## Work required
Transcribe word for word each line from the one containing "Give me a plain-text" to the final line of the data, both included. Skip the pictures.
## BEGIN
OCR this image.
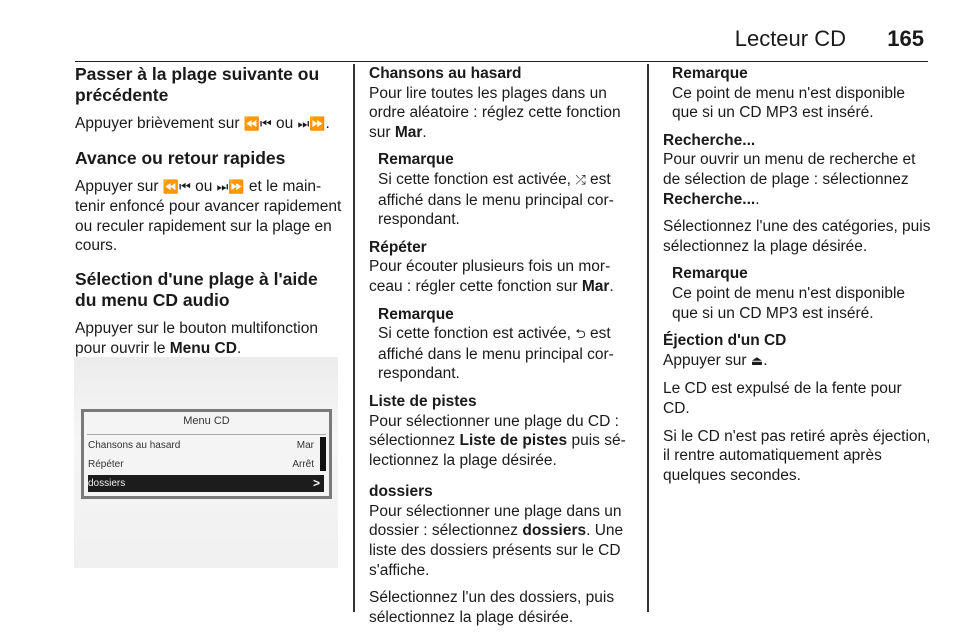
Lecteur CD 165
Passer à la plage suivante ou précédente

Appuyer brièvement sur ⏪⏮ ou ⏭⏩.

Avance ou retour rapides

Appuyer sur ⏪⏮ ou ⏭⏩ et le maintenir enfoncé pour avancer rapidement ou reculer rapidement sur la plage en cours.

Sélection d'une plage à l'aide du menu CD audio

Appuyer sur le bouton multifonction pour ouvrir le Menu CD.

Menu CD
Chansons au hasard	Mar
Répéter	Arrêt
dossiers	>
Chansons au hasard

Pour lire toutes les plages dans un ordre aléatoire : réglez cette fonction sur Mar.

Remarque
Si cette fonction est activée, ⤮ est affiché dans le menu principal correspondant.
Répéter

Pour écouter plusieurs fois un morceau : régler cette fonction sur Mar.

Remarque
Si cette fonction est activée, ⮌ est affiché dans le menu principal correspondant.
Liste de pistes

Pour sélectionner une plage du CD : sélectionnez Liste de pistes puis sélectionnez la plage désirée.

dossiers

Pour sélectionner une plage dans un dossier : sélectionnez dossiers. Une liste des dossiers présents sur le CD s'affiche.

Sélectionnez l'un des dossiers, puis sélectionnez la plage désirée.

Remarque
Ce point de menu n'est disponible que si un CD MP3 est inséré.
Recherche...

Pour ouvrir un menu de recherche et de sélection de plage : sélectionnez Recherche....

Sélectionnez l'une des catégories, puis sélectionnez la plage désirée.

Remarque
Ce point de menu n'est disponible que si un CD MP3 est inséré.
Éjection d'un CD

Appuyer sur ⏏.

Le CD est expulsé de la fente pour CD.

Si le CD n'est pas retiré après éjection, il rentre automatiquement après quelques secondes.
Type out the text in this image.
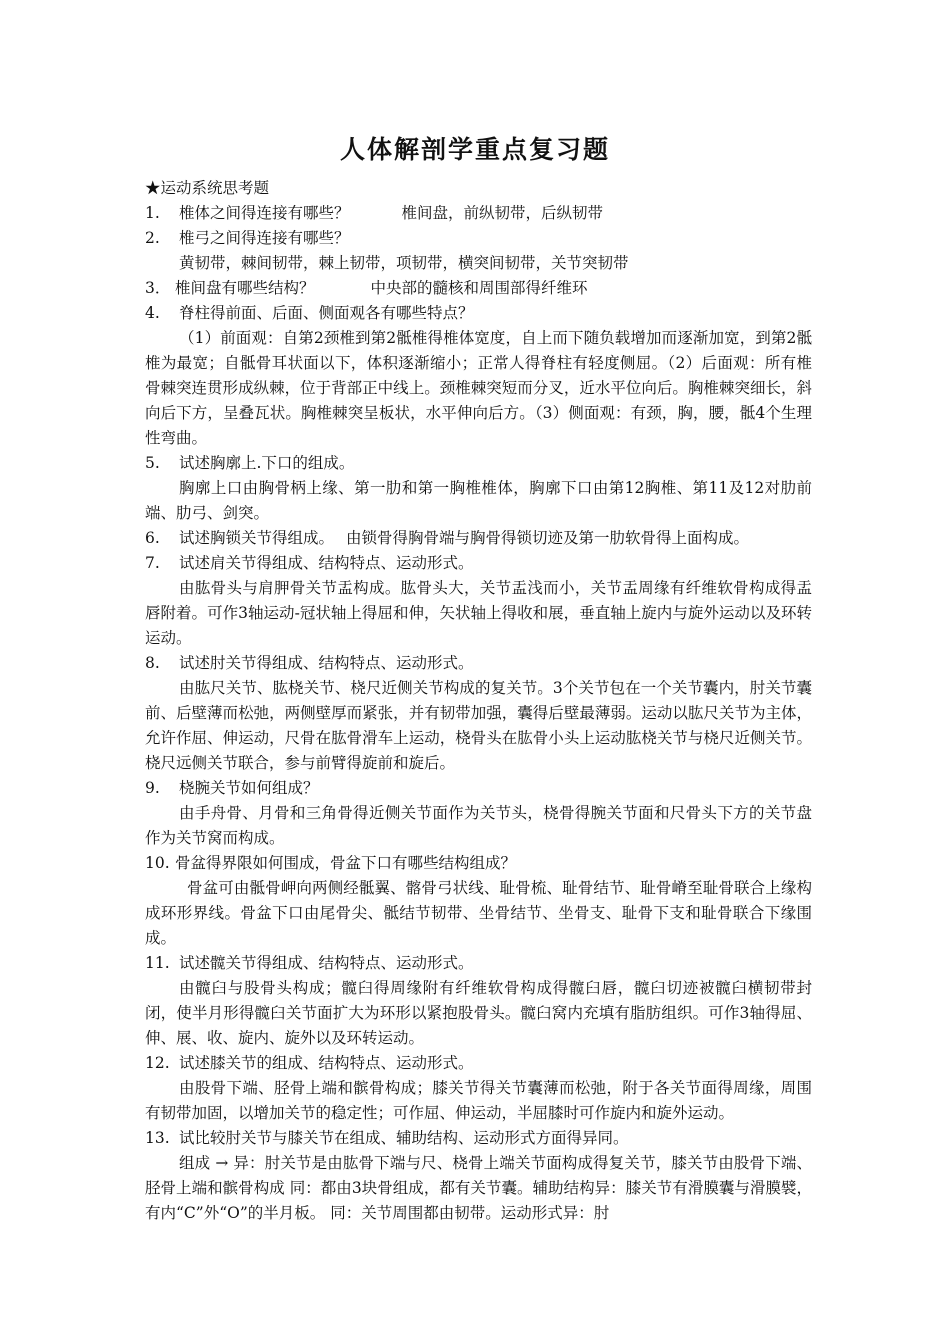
人体解剖学重点复习题
★运动系统思考题
1.	椎体之间得连接有哪些？	椎间盘，前纵韧带，后纵韧带
2.	椎弓之间得连接有哪些？
黄韧带，棘间韧带，棘上韧带，项韧带，横突间韧带，关节突韧带
3． 椎间盘有哪些结构？	中央部的髓核和周围部得纤维环
4.	脊柱得前面、后面、侧面观各有哪些特点？
（1）前面观：自第2颈椎到第2骶椎得椎体宽度，自上而下随负载增加而逐渐加宽，到第2骶椎为最宽；自骶骨耳状面以下，体积逐渐缩小；正常人得脊柱有轻度侧屈。（2）后面观：所有椎骨棘突连贯形成纵棘，位于背部正中线上。颈椎棘突短而分叉，近水平位向后。胸椎棘突细长，斜向后下方，呈叠瓦状。胸椎棘突呈板状，水平伸向后方。（3）侧面观：有颈，胸，腰，骶4个生理性弯曲。
5.	试述胸廓上.下口的组成。
胸廓上口由胸骨柄上缘、第一肋和第一胸椎椎体，胸廓下口由第12胸椎、第11及12对肋前端、肋弓、剑突。
6.	试述胸锁关节得组成。 由锁骨得胸骨端与胸骨得锁切迹及第一肋软骨得上面构成。
7.	试述肩关节得组成、结构特点、运动形式。
由肱骨头与肩胛骨关节盂构成。肱骨头大，关节盂浅而小，关节盂周缘有纤维软骨构成得盂唇附着。可作3轴运动-冠状轴上得屈和伸，矢状轴上得收和展，垂直轴上旋内与旋外运动以及环转运动。
8.	试述肘关节得组成、结构特点、运动形式。
由肱尺关节、肱桡关节、桡尺近侧关节构成的复关节。3个关节包在一个关节囊内，肘关节囊前、后壁薄而松弛，两侧壁厚而紧张，并有韧带加强，囊得后壁最薄弱。运动以肱尺关节为主体，允许作屈、伸运动，尺骨在肱骨滑车上运动，桡骨头在肱骨小头上运动肱桡关节与桡尺近侧关节。桡尺远侧关节联合，参与前臂得旋前和旋后。
9.	桡腕关节如何组成？
由手舟骨、月骨和三角骨得近侧关节面作为关节头，桡骨得腕关节面和尺骨头下方的关节盘作为关节窝而构成。
10. 骨盆得界限如何围成，骨盆下口有哪些结构组成？
骨盆可由骶骨岬向两侧经骶翼、髂骨弓状线、耻骨梳、耻骨结节、耻骨嵴至耻骨联合上缘构成环形界线。骨盆下口由尾骨尖、骶结节韧带、坐骨结节、坐骨支、耻骨下支和耻骨联合下缘围成。
11. 试述髋关节得组成、结构特点、运动形式。
由髋臼与股骨头构成；髋臼得周缘附有纤维软骨构成得髋臼唇，髋臼切迹被髋臼横韧带封闭，使半月形得髋臼关节面扩大为环形以紧抱股骨头。髋臼窝内充填有脂肪组织。可作3轴得屈、伸、展、收、旋内、旋外以及环转运动。
12. 试述膝关节的组成、结构特点、运动形式。
由股骨下端、胫骨上端和髌骨构成；膝关节得关节囊薄而松弛，附于各关节面得周缘，周围有韧带加固，以增加关节的稳定性；可作屈、伸运动，半屈膝时可作旋内和旋外运动。
13. 试比较肘关节与膝关节在组成、辅助结构、运动形式方面得异同。
组成 → 异：肘关节是由肱骨下端与尺、桡骨上端关节面构成得复关节，膝关节由股骨下端、胫骨上端和髌骨构成 同：都由3块骨组成，都有关节囊。辅助结构异：膝关节有滑膜囊与滑膜襞，有内“C”外“O”的半月板。 同：关节周围都由韧带。运动形式异：肘
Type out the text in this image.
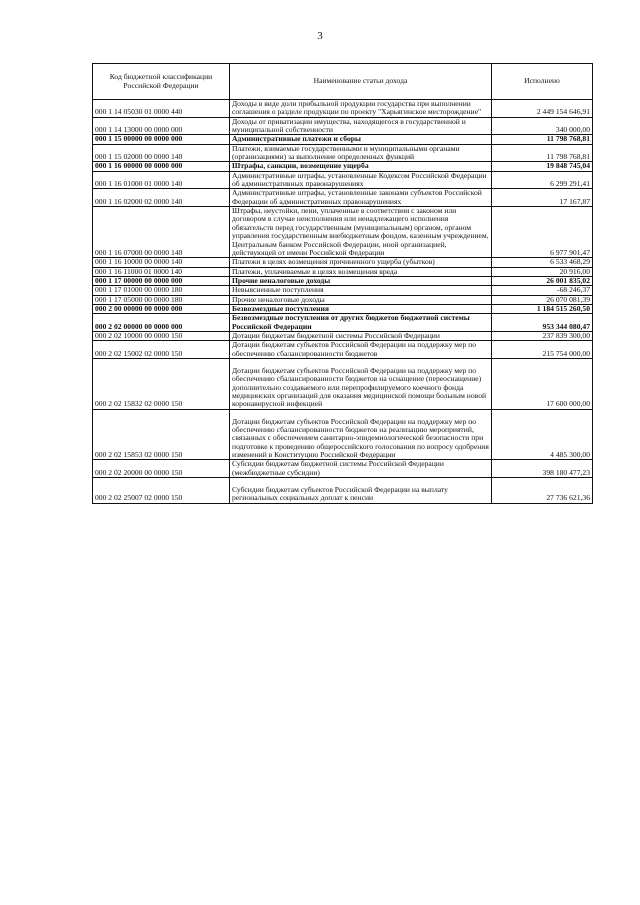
3
Код бюджетной классификации Российской Федерации	Наименование статьи дохода	Исполнено
000 1 14 05030 01 0000 440	Доходы в виде доли прибыльной продукции государства при выполнении соглашения о разделе продукции по проекту "Харьягинское месторождение"	2 449 154 646,91
000 1 14 13000 00 0000 000	Доходы от приватизации имущества, находящегося в государственной и муниципальной собственности	340 000,00
000 1 15 00000 00 0000 000	Административные платежи и сборы	11 798 768,81
000 1 15 02000 00 0000 140	Платежи, взимаемые государственными и муниципальными органами (организациями) за выполнение определенных функций	11 798 768,81
000 1 16 00000 00 0000 000	Штрафы, санкции, возмещение ущерба	19 848 745,04
000 1 16 01000 01 0000 140	Административные штрафы, установленные Кодексом Российской Федерации об административных правонарушениях	6 299 291,41
000 1 16 02000 02 0000 140	Административные штрафы, установленные законами субъектов Российской Федерации об административных правонарушениях	17 167,87
000 1 16 07000 00 0000 140	Штрафы, неустойки, пени, уплаченные в соответствии с законом или договором в случае неисполнения или ненадлежащего исполнения обязательств перед государственным (муниципальным) органом, органом управления государственным внебюджетным фондом, казенным учреждением, Центральным банком Российской Федерации, иной организацией, действующей от имени Российской Федерации	6 977 901,47
000 1 16 10000 00 0000 140	Платежи в целях возмещения причиненного ущерба (убытков)	6 533 468,29
000 1 16 11000 01 0000 140	Платежи, уплачиваемые в целях возмещения вреда	20 916,00
000 1 17 00000 00 0000 000	Прочие неналоговые доходы	26 001 835,02
000 1 17 01000 00 0000 180	Невыясненные поступления	-68 246,37
000 1 17 05000 00 0000 180	Прочие неналоговые доходы	26 070 081,39
000 2 00 00000 00 0000 000	Безвозмездные поступления	1 184 515 260,50
000 2 02 00000 00 0000 000	Безвозмездные поступления от других бюджетов бюджетной системы Российской Федерации	953 344 080,47
000 2 02 10000 00 0000 150	Дотации бюджетам бюджетной системы Российской Федерации	237 839 300,00
000 2 02 15002 02 0000 150	Дотации бюджетам субъектов Российской Федерации на поддержку мер по обеспечению сбалансированности бюджетов	215 754 000,00
000 2 02 15832 02 0000 150	Дотации бюджетам субъектов Российской Федерации на поддержку мер по обеспечению сбалансированности бюджетов на оснащение (переоснащение) дополнительно создаваемого или перепрофилируемого коечного фонда медицинских организаций для оказания медицинской помощи больным новой коронавирусной инфекцией	17 600 000,00
000 2 02 15853 02 0000 150	Дотации бюджетам субъектов Российской Федерации на поддержку мер по обеспечению сбалансированности бюджетов на реализацию мероприятий, связанных с обеспечением санитарно-эпидемиологической безопасности при подготовке к проведению общероссийского голосования по вопросу одобрения изменений в Конституцию Российской Федерации	4 485 300,00
000 2 02 20000 00 0000 150	Субсидии бюджетам бюджетной системы Российской Федерации (межбюджетные субсидии)	398 180 477,23
000 2 02 25007 02 0000 150	Субсидии бюджетам субъектов Российской Федерации на выплату региональных социальных доплат к пенсии	27 736 621,36
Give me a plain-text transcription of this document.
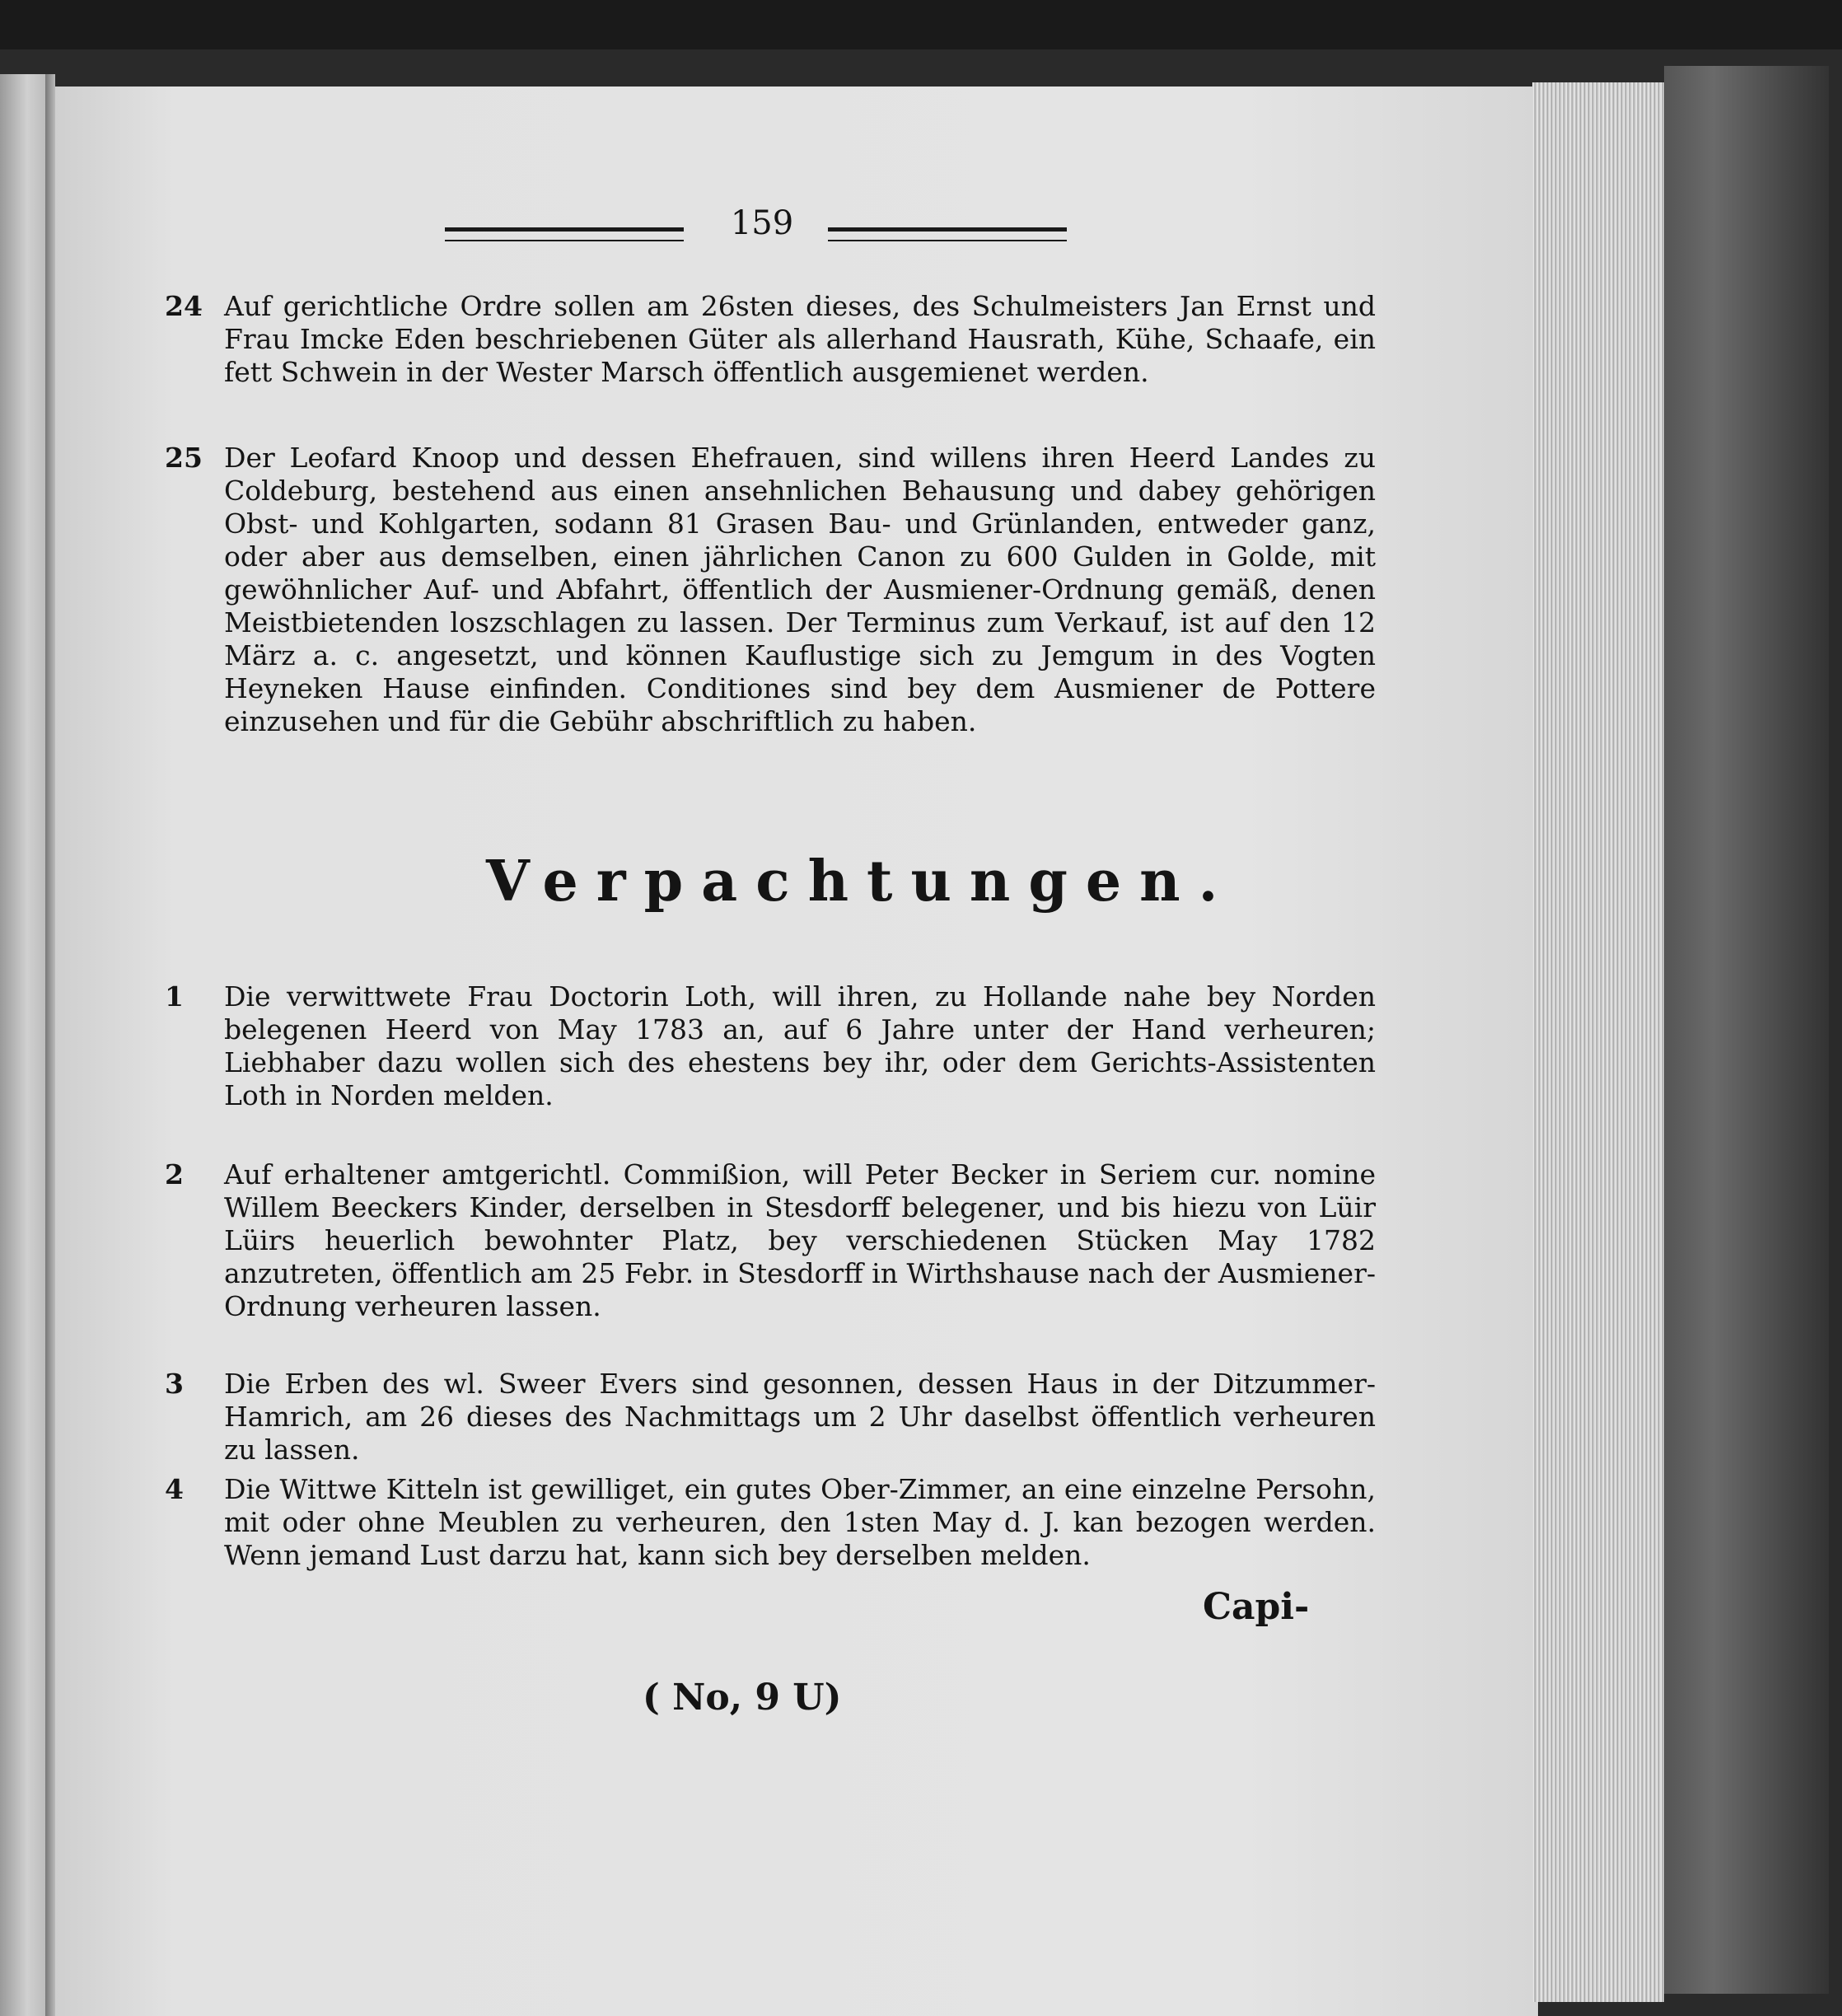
159
24 Auf gerichtliche Ordre sollen am 26sten dieses, des Schulmeisters Jan Ernst und Frau Imcke Eden beschriebenen Güter als allerhand Hausrath, Kühe, Schaafe, ein fett Schwein in der Wester Marsch öffentlich ausgemienet werden.
25 Der Leofard Knoop und dessen Ehefrauen, sind willens ihren Heerd Landes zu Coldeburg, bestehend aus einen ansehnlichen Behausung und dabey gehörigen Obst- und Kohlgarten, sodann 81 Grasen Bau- und Grünlanden, entweder ganz, oder aber aus demselben, einen jährlichen Canon zu 600 Gulden in Golde, mit gewöhnlicher Auf- und Abfahrt, öffentlich der Ausmiener-Ordnung gemäß, denen Meistbietenden loszschlagen zu lassen. Der Terminus zum Verkauf, ist auf den 12 März a. c. angesetzt, und können Kauflustige sich zu Jemgum in des Vogten Heyneken Hause einfinden. Conditiones sind bey dem Ausmiener de Pottere einzusehen und für die Gebühr abschriftlich zu haben.
Verpachtungen.
1	Die verwittwete Frau Doctorin Loth, will ihren, zu Hollande nahe bey Norden belegenen Heerd von May 1783 an, auf 6 Jahre unter der Hand verheuren; Liebhaber dazu wollen sich des ehestens bey ihr, oder dem Gerichts-Assistenten Loth in Norden melden.
2	Auf erhaltener amtgerichtl. Commißion, will Peter Becker in Seriem cur. nomine Willem Beeckers Kinder, derselben in Stesdorff belegener, und bis hiezu von Lüir Lüirs heuerlich bewohnter Platz, bey verschiedenen Stücken May 1782 anzutreten, öffentlich am 25 Febr. in Stesdorff in Wirthshause nach der Ausmiener-Ordnung verheuren lassen.
3	Die Erben des wl. Sweer Evers sind gesonnen, dessen Haus in der Ditzummer-Hamrich, am 26 dieses des Nachmittags um 2 Uhr daselbst öffentlich verheuren zu lassen.
4	Die Wittwe Kitteln ist gewilliget, ein gutes Ober-Zimmer, an eine einzelne Persohn, mit oder ohne Meublen zu verheuren, den 1sten May d. J. kan bezogen werden. Wenn jemand Lust darzu hat, kann sich bey derselben melden.
Capi-
( No, 9 U)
## END
## Solution to this exercise
Give me a plain-text transcription of this document.
159
24 Auf gerichtliche Ordre sollen am 26sten dieses, des Schulmeisters Jan Ernst und Frau Imcke Eden beschriebenen Güter als allerhand Hausrath, Kühe, Schaafe, ein fett Schwein in der Wester Marsch öffentlich ausgemienet werden.
25 Der Leofard Knoop und dessen Ehefrauen, sind willens ihren Heerd Landes zu Coldeburg, bestehend aus einen ansehnlichen Behausung und dabey gehörigen Obst- und Kohlgarten, sodann 81 Grasen Bau- und Grünlanden, entweder ganz, oder aber aus demselben, einen jährlichen Canon zu 600 Gulden in Golde, mit gewöhnlicher Auf- und Abfahrt, öffentlich der Ausmiener-Ordnung gemäß, denen Meistbietenden loszschlagen zu lassen. Der Terminus zum Verkauf, ist auf den 12 März a. c. angesetzt, und können Kauflustige sich zu Jemgum in des Vogten Heyneken Hause einfinden. Conditiones sind bey dem Ausmiener de Pottere einzusehen und für die Gebühr abschriftlich zu haben.
Verpachtungen.
1	Die verwittwete Frau Doctorin Loth, will ihren, zu Hollande nahe bey Norden belegenen Heerd von May 1783 an, auf 6 Jahre unter der Hand verheuren; Liebhaber dazu wollen sich des ehestens bey ihr, oder dem Gerichts-Assistenten Loth in Norden melden.
2	Auf erhaltener amtgerichtl. Commißion, will Peter Becker in Seriem cur. nomine Willem Beeckers Kinder, derselben in Stesdorff belegener, und bis hiezu von Lüir Lüirs heuerlich bewohnter Platz, bey verschiedenen Stücken May 1782 anzutreten, öffentlich am 25 Febr. in Stesdorff in Wirthshause nach der Ausmiener-Ordnung verheuren lassen.
3	Die Erben des wl. Sweer Evers sind gesonnen, dessen Haus in der Ditzummer-Hamrich, am 26 dieses des Nachmittags um 2 Uhr daselbst öffentlich verheuren zu lassen.
4	Die Wittwe Kitteln ist gewilliget, ein gutes Ober-Zimmer, an eine einzelne Persohn, mit oder ohne Meublen zu verheuren, den 1sten May d. J. kan bezogen werden. Wenn jemand Lust darzu hat, kann sich bey derselben melden.
Capi-
( No, 9 U)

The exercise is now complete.